DATA SUPPLIED

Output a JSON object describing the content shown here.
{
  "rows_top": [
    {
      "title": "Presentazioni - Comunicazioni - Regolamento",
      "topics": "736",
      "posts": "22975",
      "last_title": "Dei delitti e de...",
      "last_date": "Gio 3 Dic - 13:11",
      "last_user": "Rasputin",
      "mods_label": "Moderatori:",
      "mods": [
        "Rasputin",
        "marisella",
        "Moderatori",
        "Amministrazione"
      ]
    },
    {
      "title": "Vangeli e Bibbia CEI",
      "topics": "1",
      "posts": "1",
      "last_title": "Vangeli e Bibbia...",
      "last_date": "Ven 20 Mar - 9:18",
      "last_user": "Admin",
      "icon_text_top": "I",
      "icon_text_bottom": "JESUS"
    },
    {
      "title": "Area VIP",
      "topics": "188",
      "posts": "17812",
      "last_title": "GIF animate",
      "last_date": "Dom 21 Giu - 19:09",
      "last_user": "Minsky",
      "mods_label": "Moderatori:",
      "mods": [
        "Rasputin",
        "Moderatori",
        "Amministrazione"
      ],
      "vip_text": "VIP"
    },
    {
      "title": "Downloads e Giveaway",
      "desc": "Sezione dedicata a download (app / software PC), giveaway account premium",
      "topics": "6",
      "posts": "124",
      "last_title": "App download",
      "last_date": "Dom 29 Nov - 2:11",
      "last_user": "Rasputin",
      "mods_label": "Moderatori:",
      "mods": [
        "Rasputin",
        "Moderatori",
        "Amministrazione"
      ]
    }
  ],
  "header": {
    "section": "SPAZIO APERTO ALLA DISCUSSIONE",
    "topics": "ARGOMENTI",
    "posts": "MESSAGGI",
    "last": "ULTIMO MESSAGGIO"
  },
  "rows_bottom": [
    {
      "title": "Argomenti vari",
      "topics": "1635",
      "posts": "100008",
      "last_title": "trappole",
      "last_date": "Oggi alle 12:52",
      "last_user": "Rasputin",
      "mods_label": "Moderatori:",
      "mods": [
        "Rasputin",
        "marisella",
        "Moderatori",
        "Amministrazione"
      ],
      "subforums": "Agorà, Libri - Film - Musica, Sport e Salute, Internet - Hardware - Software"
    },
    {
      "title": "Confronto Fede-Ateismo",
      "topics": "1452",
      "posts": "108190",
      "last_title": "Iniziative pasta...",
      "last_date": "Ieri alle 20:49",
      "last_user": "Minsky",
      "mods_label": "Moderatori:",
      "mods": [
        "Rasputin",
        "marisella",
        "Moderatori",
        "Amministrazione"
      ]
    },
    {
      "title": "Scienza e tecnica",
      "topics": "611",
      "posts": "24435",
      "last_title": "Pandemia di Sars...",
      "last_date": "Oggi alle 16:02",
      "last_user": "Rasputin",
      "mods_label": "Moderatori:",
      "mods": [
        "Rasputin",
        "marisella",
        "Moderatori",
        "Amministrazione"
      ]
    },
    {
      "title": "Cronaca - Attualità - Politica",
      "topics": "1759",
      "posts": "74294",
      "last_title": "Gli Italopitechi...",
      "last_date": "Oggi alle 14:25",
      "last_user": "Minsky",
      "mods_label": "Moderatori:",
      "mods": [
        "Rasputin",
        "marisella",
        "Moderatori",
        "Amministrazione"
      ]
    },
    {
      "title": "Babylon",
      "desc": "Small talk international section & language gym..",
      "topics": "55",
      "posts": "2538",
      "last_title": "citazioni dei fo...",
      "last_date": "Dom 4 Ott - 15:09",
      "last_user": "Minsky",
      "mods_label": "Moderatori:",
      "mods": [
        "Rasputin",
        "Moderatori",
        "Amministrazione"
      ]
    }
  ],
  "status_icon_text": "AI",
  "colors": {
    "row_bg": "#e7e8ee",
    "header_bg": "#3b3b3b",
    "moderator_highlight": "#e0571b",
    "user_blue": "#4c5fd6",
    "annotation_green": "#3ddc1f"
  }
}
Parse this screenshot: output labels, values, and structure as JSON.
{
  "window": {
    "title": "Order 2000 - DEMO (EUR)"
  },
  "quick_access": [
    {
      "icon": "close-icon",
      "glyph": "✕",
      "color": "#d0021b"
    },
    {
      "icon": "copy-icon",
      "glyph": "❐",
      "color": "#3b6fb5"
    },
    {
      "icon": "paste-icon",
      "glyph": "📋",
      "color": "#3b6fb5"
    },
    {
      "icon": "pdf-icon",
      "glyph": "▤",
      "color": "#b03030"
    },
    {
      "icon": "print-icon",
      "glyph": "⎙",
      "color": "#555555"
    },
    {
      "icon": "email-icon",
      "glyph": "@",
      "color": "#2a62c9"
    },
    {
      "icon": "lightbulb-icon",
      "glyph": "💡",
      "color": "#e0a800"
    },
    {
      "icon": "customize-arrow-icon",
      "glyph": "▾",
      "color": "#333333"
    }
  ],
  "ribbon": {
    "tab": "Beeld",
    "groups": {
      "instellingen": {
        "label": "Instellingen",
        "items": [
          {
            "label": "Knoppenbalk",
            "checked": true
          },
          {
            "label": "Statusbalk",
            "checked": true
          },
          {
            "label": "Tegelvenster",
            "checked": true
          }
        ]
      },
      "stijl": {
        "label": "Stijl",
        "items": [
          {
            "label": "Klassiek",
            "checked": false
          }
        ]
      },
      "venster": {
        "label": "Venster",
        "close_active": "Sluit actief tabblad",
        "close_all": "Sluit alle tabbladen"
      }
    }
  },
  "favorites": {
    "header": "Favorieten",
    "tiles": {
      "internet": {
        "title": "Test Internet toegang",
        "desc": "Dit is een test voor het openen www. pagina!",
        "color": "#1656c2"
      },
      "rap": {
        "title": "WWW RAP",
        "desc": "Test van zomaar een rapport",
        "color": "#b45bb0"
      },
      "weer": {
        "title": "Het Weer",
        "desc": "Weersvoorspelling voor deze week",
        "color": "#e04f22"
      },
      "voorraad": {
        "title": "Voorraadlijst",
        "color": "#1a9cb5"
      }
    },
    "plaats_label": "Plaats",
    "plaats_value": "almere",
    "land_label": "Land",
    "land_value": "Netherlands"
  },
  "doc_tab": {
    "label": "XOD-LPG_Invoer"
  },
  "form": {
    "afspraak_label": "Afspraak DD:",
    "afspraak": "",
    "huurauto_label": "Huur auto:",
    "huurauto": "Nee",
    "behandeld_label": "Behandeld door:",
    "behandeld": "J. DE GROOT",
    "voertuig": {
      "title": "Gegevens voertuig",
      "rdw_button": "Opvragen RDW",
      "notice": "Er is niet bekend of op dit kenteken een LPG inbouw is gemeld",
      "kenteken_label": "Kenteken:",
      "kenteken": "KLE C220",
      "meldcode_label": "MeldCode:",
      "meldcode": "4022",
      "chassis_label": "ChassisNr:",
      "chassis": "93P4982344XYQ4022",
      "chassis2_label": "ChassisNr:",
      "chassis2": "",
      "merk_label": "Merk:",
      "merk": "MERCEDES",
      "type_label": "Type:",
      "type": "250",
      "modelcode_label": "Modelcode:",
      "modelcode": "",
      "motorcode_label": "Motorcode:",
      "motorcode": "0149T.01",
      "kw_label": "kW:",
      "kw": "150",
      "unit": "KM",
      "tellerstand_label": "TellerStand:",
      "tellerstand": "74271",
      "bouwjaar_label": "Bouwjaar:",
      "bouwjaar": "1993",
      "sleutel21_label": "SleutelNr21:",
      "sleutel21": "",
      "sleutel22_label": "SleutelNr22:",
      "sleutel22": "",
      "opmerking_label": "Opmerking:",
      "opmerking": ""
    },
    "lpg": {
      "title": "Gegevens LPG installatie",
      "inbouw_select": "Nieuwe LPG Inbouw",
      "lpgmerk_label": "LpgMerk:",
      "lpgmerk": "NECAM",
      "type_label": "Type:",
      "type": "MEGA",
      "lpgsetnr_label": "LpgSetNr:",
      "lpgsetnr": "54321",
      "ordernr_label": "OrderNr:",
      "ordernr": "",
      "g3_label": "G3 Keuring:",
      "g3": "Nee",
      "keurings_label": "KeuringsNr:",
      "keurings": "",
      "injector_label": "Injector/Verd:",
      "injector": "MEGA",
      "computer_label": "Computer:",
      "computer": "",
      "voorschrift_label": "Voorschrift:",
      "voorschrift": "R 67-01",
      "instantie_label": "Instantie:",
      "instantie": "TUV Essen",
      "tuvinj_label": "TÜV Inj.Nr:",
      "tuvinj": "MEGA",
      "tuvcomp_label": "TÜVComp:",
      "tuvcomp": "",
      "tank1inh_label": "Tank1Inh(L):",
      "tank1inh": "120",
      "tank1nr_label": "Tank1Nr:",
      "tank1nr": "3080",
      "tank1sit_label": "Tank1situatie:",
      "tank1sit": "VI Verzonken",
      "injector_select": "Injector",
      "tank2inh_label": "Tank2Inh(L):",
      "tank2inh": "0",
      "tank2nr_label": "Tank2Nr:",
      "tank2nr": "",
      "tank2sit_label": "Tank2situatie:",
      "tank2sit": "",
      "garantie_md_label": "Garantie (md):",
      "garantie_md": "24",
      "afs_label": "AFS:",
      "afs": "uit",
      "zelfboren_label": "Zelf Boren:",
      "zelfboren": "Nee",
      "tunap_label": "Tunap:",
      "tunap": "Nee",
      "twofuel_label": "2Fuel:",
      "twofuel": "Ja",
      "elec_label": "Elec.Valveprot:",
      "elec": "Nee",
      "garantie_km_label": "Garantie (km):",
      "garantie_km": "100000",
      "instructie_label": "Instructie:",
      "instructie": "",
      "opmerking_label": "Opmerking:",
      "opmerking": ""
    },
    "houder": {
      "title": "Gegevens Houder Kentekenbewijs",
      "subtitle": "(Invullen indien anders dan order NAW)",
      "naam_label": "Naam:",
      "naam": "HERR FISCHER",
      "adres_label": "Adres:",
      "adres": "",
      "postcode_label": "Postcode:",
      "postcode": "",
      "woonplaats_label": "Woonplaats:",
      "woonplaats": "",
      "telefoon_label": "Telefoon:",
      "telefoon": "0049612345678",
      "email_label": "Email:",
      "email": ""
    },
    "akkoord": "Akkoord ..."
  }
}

REQUEST
Copy every line that includes the string "topics" from the material above.

REPLY TO THE EXERCISE
      "topics": "736",
      "topics": "1",
      "topics": "188",
      "topics": "6",
    "topics": "ARGOMENTI",
      "topics": "1635",
      "topics": "1452",
      "topics": "611",
      "topics": "1759",
      "topics": "55",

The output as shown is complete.